• [TASK OBJECTIVE] Duplicate the data below line for line, without changing anything, and leave out the pictures.

= = = = = = =

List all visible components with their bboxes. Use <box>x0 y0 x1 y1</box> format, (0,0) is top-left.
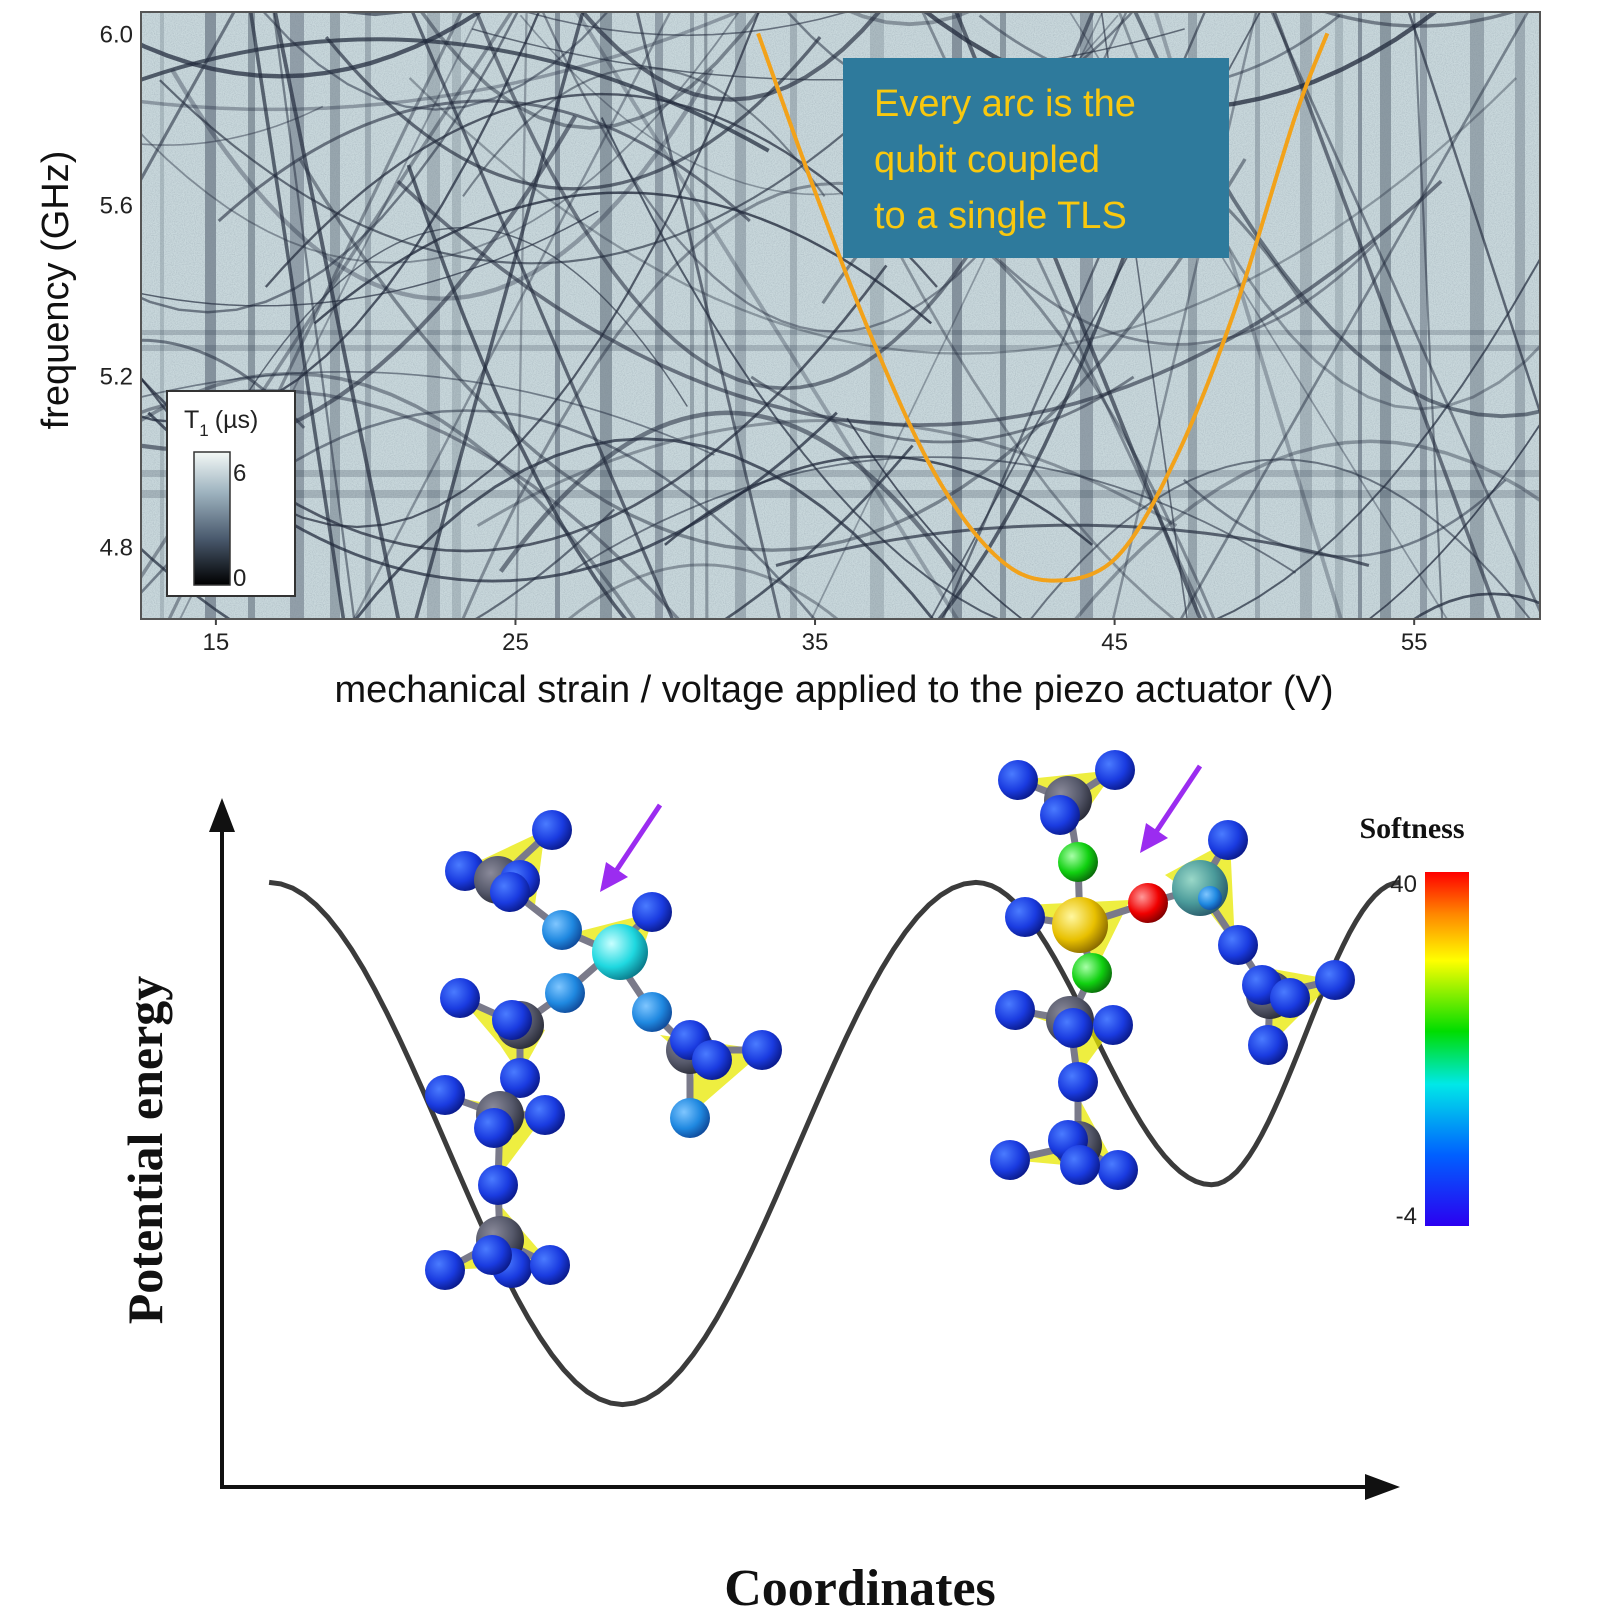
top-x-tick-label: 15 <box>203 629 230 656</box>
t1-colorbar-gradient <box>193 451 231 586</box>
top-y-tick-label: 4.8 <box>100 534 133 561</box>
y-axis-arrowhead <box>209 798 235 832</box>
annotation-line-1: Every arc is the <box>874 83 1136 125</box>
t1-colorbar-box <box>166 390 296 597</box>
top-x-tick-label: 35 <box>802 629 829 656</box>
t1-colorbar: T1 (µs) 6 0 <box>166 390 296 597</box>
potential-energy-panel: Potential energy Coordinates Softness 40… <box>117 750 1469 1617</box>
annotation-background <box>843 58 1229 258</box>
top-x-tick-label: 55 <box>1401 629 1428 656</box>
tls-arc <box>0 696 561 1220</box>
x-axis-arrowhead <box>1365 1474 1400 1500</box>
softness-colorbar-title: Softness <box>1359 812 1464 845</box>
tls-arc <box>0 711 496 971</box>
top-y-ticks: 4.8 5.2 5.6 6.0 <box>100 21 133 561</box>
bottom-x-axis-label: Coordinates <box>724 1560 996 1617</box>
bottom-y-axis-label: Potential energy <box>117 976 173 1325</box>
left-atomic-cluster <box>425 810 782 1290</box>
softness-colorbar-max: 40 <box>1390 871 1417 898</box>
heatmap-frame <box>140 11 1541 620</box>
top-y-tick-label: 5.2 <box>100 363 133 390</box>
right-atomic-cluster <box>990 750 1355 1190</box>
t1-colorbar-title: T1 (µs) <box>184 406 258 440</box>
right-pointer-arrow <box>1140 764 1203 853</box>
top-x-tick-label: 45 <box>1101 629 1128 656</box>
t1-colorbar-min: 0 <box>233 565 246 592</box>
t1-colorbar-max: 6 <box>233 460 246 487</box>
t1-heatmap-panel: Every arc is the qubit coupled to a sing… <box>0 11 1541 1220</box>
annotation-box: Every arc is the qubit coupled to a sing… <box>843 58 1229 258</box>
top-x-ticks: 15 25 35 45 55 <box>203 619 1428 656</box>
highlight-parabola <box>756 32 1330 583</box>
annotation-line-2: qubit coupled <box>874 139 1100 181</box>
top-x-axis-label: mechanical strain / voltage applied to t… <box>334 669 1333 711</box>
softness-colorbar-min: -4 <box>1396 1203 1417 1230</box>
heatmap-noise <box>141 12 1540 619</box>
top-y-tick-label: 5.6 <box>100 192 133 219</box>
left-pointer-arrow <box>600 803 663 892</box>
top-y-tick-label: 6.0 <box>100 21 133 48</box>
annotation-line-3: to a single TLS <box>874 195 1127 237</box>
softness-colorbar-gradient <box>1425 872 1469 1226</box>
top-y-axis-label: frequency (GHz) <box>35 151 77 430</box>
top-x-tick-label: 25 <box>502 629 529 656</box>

= = = = = = =

• [RESPONSE TO THE EXERCISE]
List all visible components with their bboxes. Use <box>x0 y0 x1 y1</box> format, (0,0) is top-left.
top-x-tick-label: 15 <box>203 629 230 656</box>
t1-colorbar-gradient <box>193 451 231 586</box>
top-y-tick-label: 4.8 <box>100 534 133 561</box>
y-axis-arrowhead <box>209 798 235 832</box>
annotation-line-1: Every arc is the <box>874 83 1136 125</box>
t1-colorbar-box <box>166 390 296 597</box>
top-x-tick-label: 35 <box>802 629 829 656</box>
t1-colorbar: T1 (µs) 6 0 <box>166 390 296 597</box>
potential-energy-panel: Potential energy Coordinates Softness 40… <box>117 750 1469 1617</box>
annotation-background <box>843 58 1229 258</box>
top-x-tick-label: 55 <box>1401 629 1428 656</box>
tls-arc <box>0 696 561 1220</box>
x-axis-arrowhead <box>1365 1474 1400 1500</box>
softness-colorbar-title: Softness <box>1359 812 1464 845</box>
tls-arc <box>0 711 496 971</box>
top-y-ticks: 4.8 5.2 5.6 6.0 <box>100 21 133 561</box>
bottom-x-axis-label: Coordinates <box>724 1560 996 1617</box>
bottom-y-axis-label: Potential energy <box>117 976 173 1325</box>
left-atomic-cluster <box>425 810 782 1290</box>
softness-colorbar-max: 40 <box>1390 871 1417 898</box>
heatmap-frame <box>140 11 1541 620</box>
top-y-tick-label: 5.2 <box>100 363 133 390</box>
right-atomic-cluster <box>990 750 1355 1190</box>
t1-colorbar-title: T1 (µs) <box>184 406 258 440</box>
right-pointer-arrow <box>1140 764 1203 853</box>
top-x-tick-label: 45 <box>1101 629 1128 656</box>
t1-colorbar-min: 0 <box>233 565 246 592</box>
t1-colorbar-max: 6 <box>233 460 246 487</box>
t1-heatmap-panel: Every arc is the qubit coupled to a sing… <box>0 11 1541 1220</box>
annotation-box: Every arc is the qubit coupled to a sing… <box>843 58 1229 258</box>
top-x-ticks: 15 25 35 45 55 <box>203 619 1428 656</box>
highlight-parabola <box>756 32 1330 583</box>
annotation-line-2: qubit coupled <box>874 139 1100 181</box>
top-x-axis-label: mechanical strain / voltage applied to t… <box>334 669 1333 711</box>
softness-colorbar-min: -4 <box>1396 1203 1417 1230</box>
heatmap-noise <box>141 12 1540 619</box>
top-y-tick-label: 5.6 <box>100 192 133 219</box>
left-pointer-arrow <box>600 803 663 892</box>
top-y-tick-label: 6.0 <box>100 21 133 48</box>
annotation-line-3: to a single TLS <box>874 195 1127 237</box>
softness-colorbar-gradient <box>1425 872 1469 1226</box>
top-y-axis-label: frequency (GHz) <box>35 151 77 430</box>
top-x-tick-label: 25 <box>502 629 529 656</box>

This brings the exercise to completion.